*Direction:* Transcribe every line, keeping it exact.

*Dataset content:*

## START

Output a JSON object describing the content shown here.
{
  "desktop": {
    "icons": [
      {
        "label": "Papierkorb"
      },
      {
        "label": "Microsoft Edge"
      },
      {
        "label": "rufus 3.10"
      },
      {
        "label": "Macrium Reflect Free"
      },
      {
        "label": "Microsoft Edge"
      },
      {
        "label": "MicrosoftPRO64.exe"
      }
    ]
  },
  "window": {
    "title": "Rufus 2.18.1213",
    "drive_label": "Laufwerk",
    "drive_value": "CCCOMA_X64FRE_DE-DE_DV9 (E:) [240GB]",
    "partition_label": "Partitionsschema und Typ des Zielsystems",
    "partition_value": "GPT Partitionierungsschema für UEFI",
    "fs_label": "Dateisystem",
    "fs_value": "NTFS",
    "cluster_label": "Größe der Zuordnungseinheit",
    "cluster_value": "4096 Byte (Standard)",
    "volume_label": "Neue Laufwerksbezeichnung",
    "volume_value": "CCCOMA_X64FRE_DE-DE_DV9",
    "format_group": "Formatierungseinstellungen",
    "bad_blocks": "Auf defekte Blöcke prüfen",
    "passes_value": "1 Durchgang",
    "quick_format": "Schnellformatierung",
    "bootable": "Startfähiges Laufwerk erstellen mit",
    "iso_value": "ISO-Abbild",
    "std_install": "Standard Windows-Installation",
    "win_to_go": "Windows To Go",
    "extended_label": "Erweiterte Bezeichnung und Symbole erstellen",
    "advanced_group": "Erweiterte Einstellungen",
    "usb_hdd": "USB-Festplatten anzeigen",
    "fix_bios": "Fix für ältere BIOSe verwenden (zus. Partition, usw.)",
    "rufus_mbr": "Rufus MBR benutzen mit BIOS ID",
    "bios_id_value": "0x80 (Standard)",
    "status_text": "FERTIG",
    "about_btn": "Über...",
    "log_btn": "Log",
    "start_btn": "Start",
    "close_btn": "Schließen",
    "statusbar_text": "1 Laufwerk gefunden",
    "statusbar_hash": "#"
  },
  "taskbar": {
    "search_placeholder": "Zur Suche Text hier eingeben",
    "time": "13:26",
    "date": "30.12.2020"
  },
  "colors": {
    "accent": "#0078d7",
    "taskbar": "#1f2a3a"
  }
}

## END

*Solved exercise:*
Output a JSON object describing the content shown here.
{
  "desktop": {
    "icons": [
      {
        "label": "Papierkorb"
      },
      {
        "label": "Microsoft Edge"
      },
      {
        "label": "rufus 3.10"
      },
      {
        "label": "Macrium Reflect Free"
      },
      {
        "label": "Microsoft Edge"
      },
      {
        "label": "MicrosoftPRO64.exe"
      }
    ]
  },
  "window": {
    "title": "Rufus 2.18.1213",
    "drive_label": "Laufwerk",
    "drive_value": "CCCOMA_X64FRE_DE-DE_DV9 (E:) [240GB]",
    "partition_label": "Partitionsschema und Typ des Zielsystems",
    "partition_value": "GPT Partitionierungsschema für UEFI",
    "fs_label": "Dateisystem",
    "fs_value": "NTFS",
    "cluster_label": "Größe der Zuordnungseinheit",
    "cluster_value": "4096 Byte (Standard)",
    "volume_label": "Neue Laufwerksbezeichnung",
    "volume_value": "CCCOMA_X64FRE_DE-DE_DV9",
    "format_group": "Formatierungseinstellungen",
    "bad_blocks": "Auf defekte Blöcke prüfen",
    "passes_value": "1 Durchgang",
    "quick_format": "Schnellformatierung",
    "bootable": "Startfähiges Laufwerk erstellen mit",
    "iso_value": "ISO-Abbild",
    "std_install": "Standard Windows-Installation",
    "win_to_go": "Windows To Go",
    "extended_label": "Erweiterte Bezeichnung und Symbole erstellen",
    "advanced_group": "Erweiterte Einstellungen",
    "usb_hdd": "USB-Festplatten anzeigen",
    "fix_bios": "Fix für ältere BIOSe verwenden (zus. Partition, usw.)",
    "rufus_mbr": "Rufus MBR benutzen mit BIOS ID",
    "bios_id_value": "0x80 (Standard)",
    "status_text": "FERTIG",
    "about_btn": "Über...",
    "log_btn": "Log",
    "start_btn": "Start",
    "close_btn": "Schließen",
    "statusbar_text": "1 Laufwerk gefunden",
    "statusbar_hash": "#"
  },
  "taskbar": {
    "search_placeholder": "Zur Suche Text hier eingeben",
    "time": "13:26",
    "date": "30.12.2020"
  },
  "colors": {
    "accent": "#0078d7",
    "taskbar": "#1f2a3a"
  }
}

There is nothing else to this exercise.